### Your objective
From the passage about the critical edition of Mein Kampf, set down word for word the part between "Consequently, this critical" and "of Mein Kampf.", inclusive.

In preparing scholarly editions of National Socialist texts, the IfZ can point to a varied and wide-ranging expertise: for example, the collection of Hitlers Reden, Schriften, Anordnungen 1925-1933 (Hitler’s Speeches, Writings and Directives, 1925-1933), published between 1991 and 1998/2003, encompasses 12 volumes. In 1961, the Institute for Contemporary History also published Hitler’s Zweites Buch (Second Book). In the 1990s the Institute brought out the diaries of Joseph Goebbels and recently published the diaries of the NSDAP ‘chief ideologue’, Alfred Rosenberg. For that reason, it seemed only consistent that the IfZ also took up this challenge and with Mein Kampf, tackled a textual source that certainly does not present itself like other historical documents. Rather, what was necessary, along with sober and precise scholarly expertise, was a critical encounter with Hitler’s text, in sum: an edition with a point of view.

A contribution to political education

Preparing scientific commentary on Mein Kampf is not only a scholarly task. There is hardly any book that is more overladen with such a multitude of myths, that awakens such disgust and anxiety, that ignites curiosity and stirs speculation, while simultaneously exuding an aura of the mysterious and forbidden – a taboo that can prove for some commercially lucrative.

Consequently, this critical edition of Mein Kampf also views itself as a contribution to historical-political information and education. It seeks to thoroughly deconstruct Hitler's propaganda in a lasting manner and thus to undermine the symbolic power of the book. In this way, it also makes it possible to counter an ideological-propagandistic and commercial misuse of Mein Kampf.

After all, despite all the debates about republication, Hitler’s book has even before the expiration of the copyright long been accessible in a variety of ways: on the shelves of used book shops, in legally printed English translation or a mouse click away on the Internet – Mein Kampf is out there and every year manages to find new readers, agitators and commercial profiteers.

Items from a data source
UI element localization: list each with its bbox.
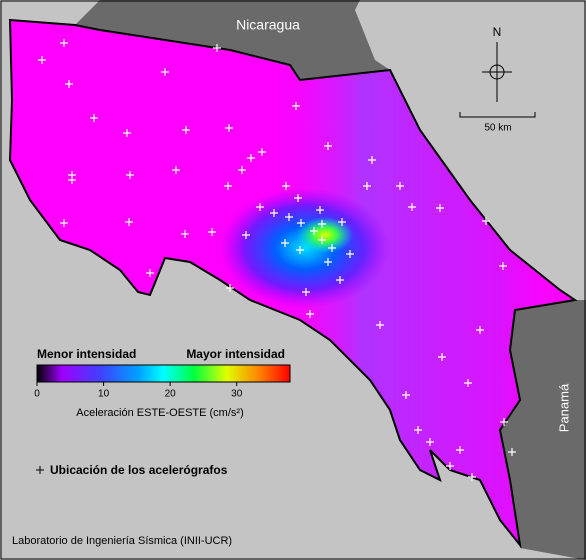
colorbar-tick-label: 10	[98, 389, 110, 400]
station	[500, 418, 508, 426]
coastline	[8, 18, 578, 549]
station	[346, 250, 354, 258]
station	[161, 68, 169, 76]
station	[296, 246, 304, 254]
station	[226, 284, 234, 292]
station	[282, 182, 290, 190]
station	[302, 288, 310, 296]
station	[482, 217, 490, 225]
panama	[500, 300, 586, 560]
station	[68, 176, 76, 184]
colorbar-tick-label: 20	[165, 389, 177, 400]
station	[368, 156, 376, 164]
station	[338, 218, 346, 226]
station	[60, 39, 68, 47]
station	[316, 206, 324, 214]
credit: Laboratorio de Ingeniería Sísmica (INII-…	[12, 535, 232, 547]
station	[224, 182, 232, 190]
station	[242, 231, 250, 239]
colorbar-high: Mayor intensidad	[186, 347, 285, 361]
legend-label: Ubicación de los acelerógrafos	[50, 463, 228, 477]
station	[126, 171, 134, 179]
station	[328, 244, 336, 252]
station	[125, 218, 133, 226]
country-label: Nicaragua	[236, 17, 300, 33]
station	[281, 239, 289, 247]
colorbar-ticks: 0 10 20 30	[34, 382, 243, 400]
station	[297, 219, 305, 227]
station	[306, 310, 314, 318]
station	[499, 262, 507, 270]
station	[464, 379, 472, 387]
colorbar	[36, 364, 291, 383]
station	[402, 391, 410, 399]
station	[456, 446, 464, 454]
stations	[38, 39, 516, 481]
station	[38, 56, 46, 64]
compass-label: N	[493, 25, 502, 39]
station	[60, 219, 68, 227]
station	[426, 438, 434, 446]
station	[213, 44, 221, 52]
intensity-zone	[220, 188, 390, 308]
station	[408, 203, 416, 211]
station	[90, 114, 98, 122]
station	[438, 353, 446, 361]
station	[172, 166, 180, 174]
station	[285, 213, 293, 221]
station	[318, 220, 326, 228]
station	[258, 148, 266, 156]
colorbar-tick-label: 0	[34, 389, 40, 400]
colorbar-tick-label: 30	[231, 389, 243, 400]
station	[310, 227, 318, 235]
station	[446, 462, 454, 470]
intensity-peak	[297, 217, 353, 253]
station	[318, 236, 326, 244]
nicaragua	[75, 0, 390, 80]
station	[182, 126, 190, 134]
station	[292, 102, 300, 110]
station	[146, 269, 154, 277]
station	[376, 321, 384, 329]
station	[225, 124, 233, 132]
colorbar-low: Menor intensidad	[37, 347, 136, 361]
station	[396, 182, 404, 190]
station	[414, 426, 422, 434]
station	[436, 204, 444, 212]
country-label: Panamá	[556, 383, 571, 432]
station	[123, 129, 131, 137]
station	[247, 154, 255, 162]
station	[508, 448, 516, 456]
station	[208, 228, 216, 236]
station	[256, 203, 264, 211]
scale-label: 50 km	[484, 123, 511, 134]
station	[294, 194, 302, 202]
station	[468, 473, 476, 481]
station	[65, 80, 73, 88]
station	[363, 182, 371, 190]
station	[238, 166, 246, 174]
legend-marker	[36, 466, 44, 474]
colorbar-label: Aceleración ESTE-OESTE (cm/s²)	[76, 407, 243, 419]
station	[476, 326, 484, 334]
station	[324, 258, 332, 266]
scale-bar	[459, 112, 536, 118]
station	[324, 142, 332, 150]
compass	[489, 64, 505, 80]
station	[336, 276, 344, 284]
station	[181, 230, 189, 238]
station	[270, 209, 278, 217]
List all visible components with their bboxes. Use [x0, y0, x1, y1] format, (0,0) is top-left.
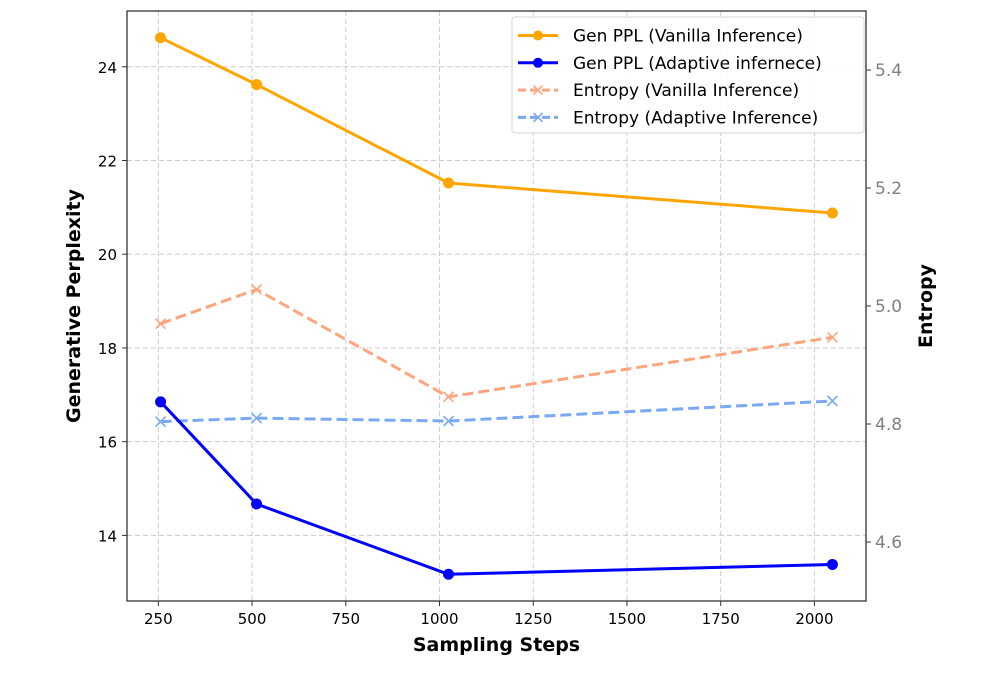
- x-tick-label: 1250: [514, 610, 552, 628]
- series-gen-ppl-vanilla-inference: [155, 32, 838, 219]
- x-marker-stroke: [250, 412, 263, 424]
- x-tick-label: 2000: [795, 610, 833, 628]
- legend-marker: [533, 30, 543, 41]
- x-tick-label: 750: [331, 610, 360, 628]
- x-axis-title: Sampling Steps: [413, 634, 580, 656]
- x-marker-stroke: [155, 318, 167, 330]
- x-marker-stroke: [442, 391, 455, 403]
- legend-item: Gen PPL (Vanilla Inference): [518, 27, 803, 47]
- y-axis-title-right: Entropy: [915, 263, 937, 348]
- y-tick-label-left: 18: [98, 340, 117, 358]
- data-point: [155, 318, 167, 330]
- legend-label: Entropy (Adaptive Inference): [573, 108, 818, 128]
- series-line: [159, 400, 833, 576]
- x-marker-stroke: [532, 85, 544, 96]
- legend-label: Gen PPL (Adaptive infernece): [573, 54, 822, 74]
- y-tick-label-right: 5.2: [875, 179, 902, 199]
- x-tick-label: 250: [144, 610, 173, 628]
- data-point: [826, 558, 838, 570]
- data-point: [443, 177, 455, 189]
- legend-item: Entropy (Adaptive Inference): [518, 108, 818, 128]
- x-tick-label: 1500: [608, 610, 646, 628]
- data-point: [251, 498, 263, 510]
- series-layer: [155, 32, 838, 580]
- data-point: [443, 568, 455, 580]
- data-point: [251, 79, 263, 91]
- legend-label: Gen PPL (Vanilla Inference): [573, 27, 803, 47]
- x-marker-stroke: [826, 395, 838, 407]
- legend: Gen PPL (Vanilla Inference) Gen PPL (Adap…: [511, 16, 865, 134]
- series-line: [160, 399, 833, 424]
- legend-marker: [532, 112, 544, 123]
- x-marker-stroke: [532, 112, 544, 123]
- legend-item: Entropy (Vanilla Inference): [518, 81, 799, 101]
- y-tick-label-right: 5.4: [875, 61, 902, 81]
- y-tick-label-right: 4.8: [875, 415, 902, 435]
- y-tick-label-left: 22: [98, 152, 117, 170]
- data-point: [826, 395, 838, 407]
- series-line: [159, 36, 833, 215]
- legend-label: Entropy (Vanilla Inference): [573, 81, 799, 101]
- y-tick-label-left: 20: [98, 246, 117, 264]
- y-tick-label-right: 4.6: [875, 533, 902, 553]
- y-axis-title-left: Generative Perplexity: [63, 188, 85, 423]
- legend-marker: [533, 57, 543, 68]
- x-tick-label: 1000: [420, 610, 458, 628]
- x-marker-stroke: [442, 415, 455, 427]
- x-tick-label: 500: [238, 610, 267, 628]
- y-tick-label-left: 14: [98, 527, 117, 545]
- legend-marker: [532, 85, 544, 96]
- legend-frame: [511, 16, 865, 134]
- data-point: [155, 32, 167, 44]
- data-point: [442, 391, 455, 403]
- y-tick-label-right: 5.0: [875, 297, 902, 317]
- data-point: [826, 331, 838, 343]
- data-point: [442, 415, 455, 427]
- y-tick-label-left: 16: [98, 434, 117, 452]
- series-entropy-vanilla-inference: [155, 283, 838, 403]
- data-point: [250, 412, 263, 424]
- x-marker-stroke: [155, 416, 167, 428]
- data-point: [155, 396, 167, 408]
- x-tick-label: 1750: [702, 610, 740, 628]
- data-point: [155, 416, 167, 428]
- legend-item: Gen PPL (Adaptive infernece): [518, 54, 822, 74]
- y-tick-label-left: 24: [98, 59, 117, 77]
- data-point: [826, 207, 838, 219]
- x-marker-stroke: [250, 283, 263, 296]
- series-entropy-adaptive-inference: [155, 395, 838, 428]
- ticks: 250 500 750 1000 1250 1500 1750 2000 14 16 18 20 22 2…: [98, 59, 902, 628]
- series-gen-ppl-adaptive-infernece: [155, 396, 838, 580]
- data-point: [250, 283, 263, 296]
- series-line: [160, 287, 833, 399]
- x-marker-stroke: [826, 331, 838, 343]
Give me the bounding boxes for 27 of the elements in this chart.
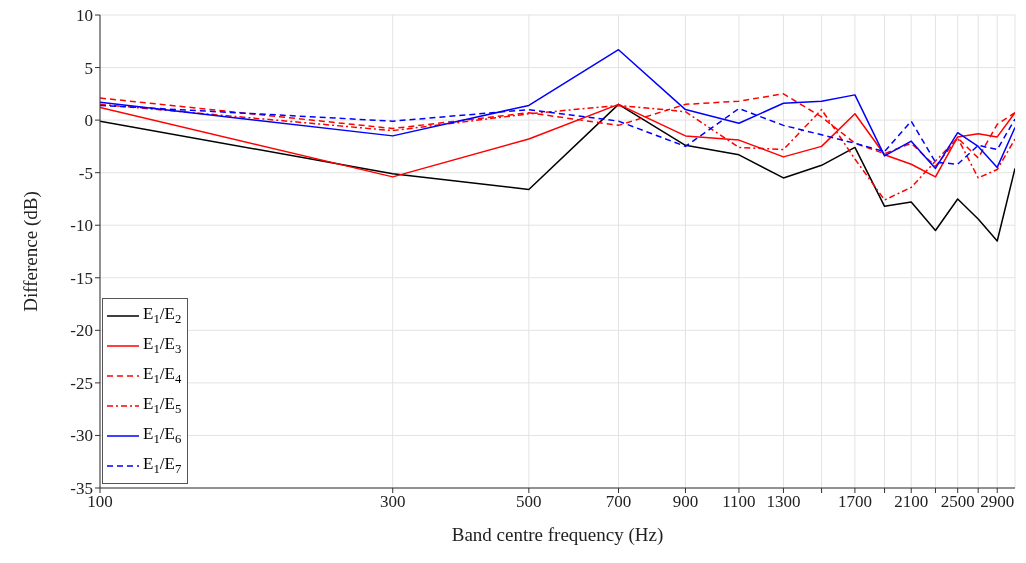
x-tick-label: 1700 — [837, 492, 872, 512]
y-axis-title: Difference (dB) — [19, 191, 42, 312]
y-tick-label: 10 — [76, 6, 93, 26]
y-tick-label: -5 — [78, 163, 93, 183]
legend-label: E$_{1}$/E$_{2}$ — [143, 304, 182, 327]
y-tick-label: 5 — [84, 58, 93, 78]
x-tick-label: 2500 — [940, 492, 975, 512]
legend-label: E$_{1}$/E$_{5}$ — [143, 394, 182, 417]
x-tick-label: 300 — [379, 492, 406, 512]
x-tick-label: 2900 — [980, 492, 1015, 512]
y-tick-label: -10 — [70, 216, 93, 236]
x-tick-label: 900 — [672, 492, 699, 512]
y-tick-label: 0 — [84, 111, 93, 131]
y-tick-label: -30 — [70, 426, 93, 446]
y-tick-label: -20 — [70, 321, 93, 341]
legend-label: E$_{1}$/E$_{4}$ — [143, 364, 182, 387]
legend-label: E$_{1}$/E$_{6}$ — [143, 424, 182, 447]
x-tick-label: 1100 — [722, 492, 756, 512]
y-tick-label: -25 — [70, 373, 93, 393]
legend-label: E$_{1}$/E$_{7}$ — [143, 454, 182, 477]
legend-label: E$_{1}$/E$_{3}$ — [143, 334, 182, 357]
x-axis-title: Band centre frequency (Hz) — [451, 524, 664, 546]
y-tick-label: -15 — [70, 268, 93, 288]
x-tick-label: 500 — [516, 492, 542, 512]
x-tick-label: 700 — [605, 492, 632, 512]
x-tick-label: 1300 — [766, 492, 801, 512]
x-tick-label: 2100 — [894, 492, 929, 512]
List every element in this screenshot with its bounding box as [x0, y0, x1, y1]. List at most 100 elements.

### Exercise response
Consequently, this critical edition of Mein Kampf also views itself as a contribution to historical-political information and education. It seeks to thoroughly deconstruct Hitler's propaganda in a lasting manner and thus to undermine the symbolic power of the book. In this way, it also makes it possible to counter an ideological-propagandistic and commercial misuse of Mein Kampf.